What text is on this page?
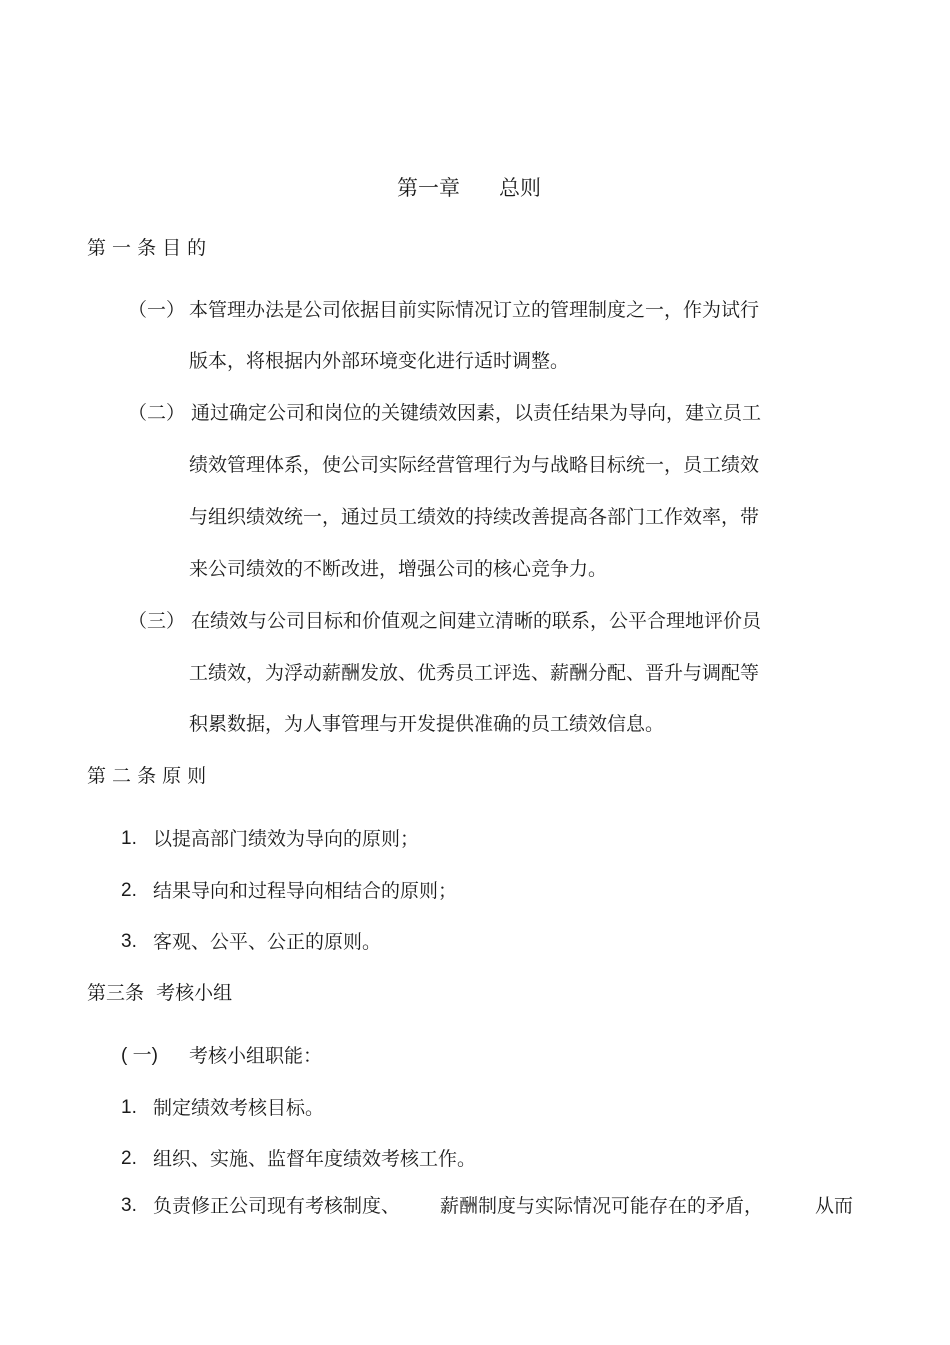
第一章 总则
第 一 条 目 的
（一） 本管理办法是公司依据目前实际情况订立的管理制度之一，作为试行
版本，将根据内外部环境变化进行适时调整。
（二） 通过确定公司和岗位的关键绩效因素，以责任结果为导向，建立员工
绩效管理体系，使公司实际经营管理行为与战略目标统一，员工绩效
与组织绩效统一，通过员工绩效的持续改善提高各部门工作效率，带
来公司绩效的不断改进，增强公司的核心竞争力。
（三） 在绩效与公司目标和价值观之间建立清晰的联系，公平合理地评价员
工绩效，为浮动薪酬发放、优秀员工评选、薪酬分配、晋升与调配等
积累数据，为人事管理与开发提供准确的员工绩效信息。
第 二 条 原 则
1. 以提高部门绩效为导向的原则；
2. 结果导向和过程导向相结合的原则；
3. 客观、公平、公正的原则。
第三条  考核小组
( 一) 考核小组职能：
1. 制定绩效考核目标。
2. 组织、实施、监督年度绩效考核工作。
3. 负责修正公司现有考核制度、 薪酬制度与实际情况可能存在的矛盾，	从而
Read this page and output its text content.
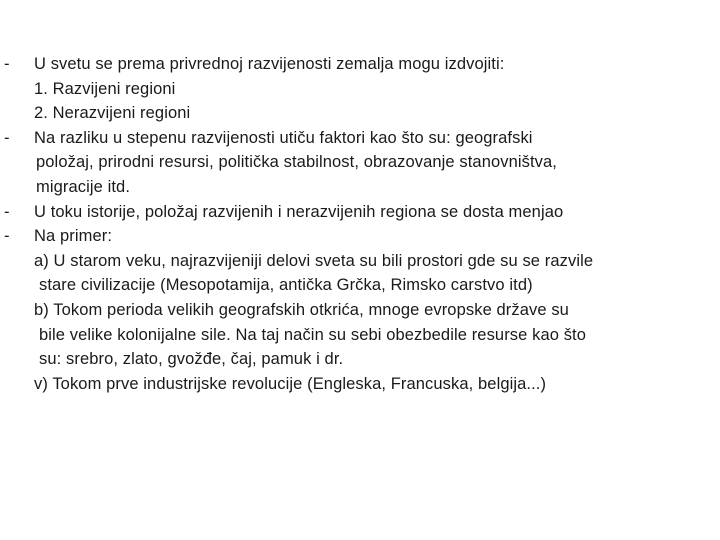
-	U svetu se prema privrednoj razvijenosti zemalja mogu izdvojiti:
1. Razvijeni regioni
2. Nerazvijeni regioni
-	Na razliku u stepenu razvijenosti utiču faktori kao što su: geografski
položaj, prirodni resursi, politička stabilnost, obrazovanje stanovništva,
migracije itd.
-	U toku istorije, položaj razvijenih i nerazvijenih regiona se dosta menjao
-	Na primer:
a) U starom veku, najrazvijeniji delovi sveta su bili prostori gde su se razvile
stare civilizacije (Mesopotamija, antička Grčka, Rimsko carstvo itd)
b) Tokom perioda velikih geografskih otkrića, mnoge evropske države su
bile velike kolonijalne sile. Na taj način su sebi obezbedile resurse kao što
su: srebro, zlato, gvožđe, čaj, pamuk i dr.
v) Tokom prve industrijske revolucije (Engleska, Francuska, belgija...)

━━━━

Your instructions = Copy all the data exactly as written, but skip any picture.

Reply to the task =
What text is on this page?
第一章 总则
第 一 条 目 的
（一） 本管理办法是公司依据目前实际情况订立的管理制度之一，作为试行
版本，将根据内外部环境变化进行适时调整。
（二） 通过确定公司和岗位的关键绩效因素，以责任结果为导向，建立员工
绩效管理体系，使公司实际经营管理行为与战略目标统一，员工绩效
与组织绩效统一，通过员工绩效的持续改善提高各部门工作效率，带
来公司绩效的不断改进，增强公司的核心竞争力。
（三） 在绩效与公司目标和价值观之间建立清晰的联系，公平合理地评价员
工绩效，为浮动薪酬发放、优秀员工评选、薪酬分配、晋升与调配等
积累数据，为人事管理与开发提供准确的员工绩效信息。
第 二 条 原 则
1. 以提高部门绩效为导向的原则；
2. 结果导向和过程导向相结合的原则；
3. 客观、公平、公正的原则。
第三条  考核小组
( 一) 考核小组职能：
1. 制定绩效考核目标。
2. 组织、实施、监督年度绩效考核工作。
3. 负责修正公司现有考核制度、 薪酬制度与实际情况可能存在的矛盾，	从而
Read this page and output its text content.
-	U svetu se prema privrednoj razvijenosti zemalja mogu izdvojiti:
1. Razvijeni regioni
2. Nerazvijeni regioni
-	Na razliku u stepenu razvijenosti utiču faktori kao što su: geografski
položaj, prirodni resursi, politička stabilnost, obrazovanje stanovništva,
migracije itd.
-	U toku istorije, položaj razvijenih i nerazvijenih regiona se dosta menjao
-	Na primer:
a) U starom veku, najrazvijeniji delovi sveta su bili prostori gde su se razvile
stare civilizacije (Mesopotamija, antička Grčka, Rimsko carstvo itd)
b) Tokom perioda velikih geografskih otkrića, mnoge evropske države su
bile velike kolonijalne sile. Na taj način su sebi obezbedile resurse kao što
su: srebro, zlato, gvožđe, čaj, pamuk i dr.
v) Tokom prve industrijske revolucije (Engleska, Francuska, belgija...)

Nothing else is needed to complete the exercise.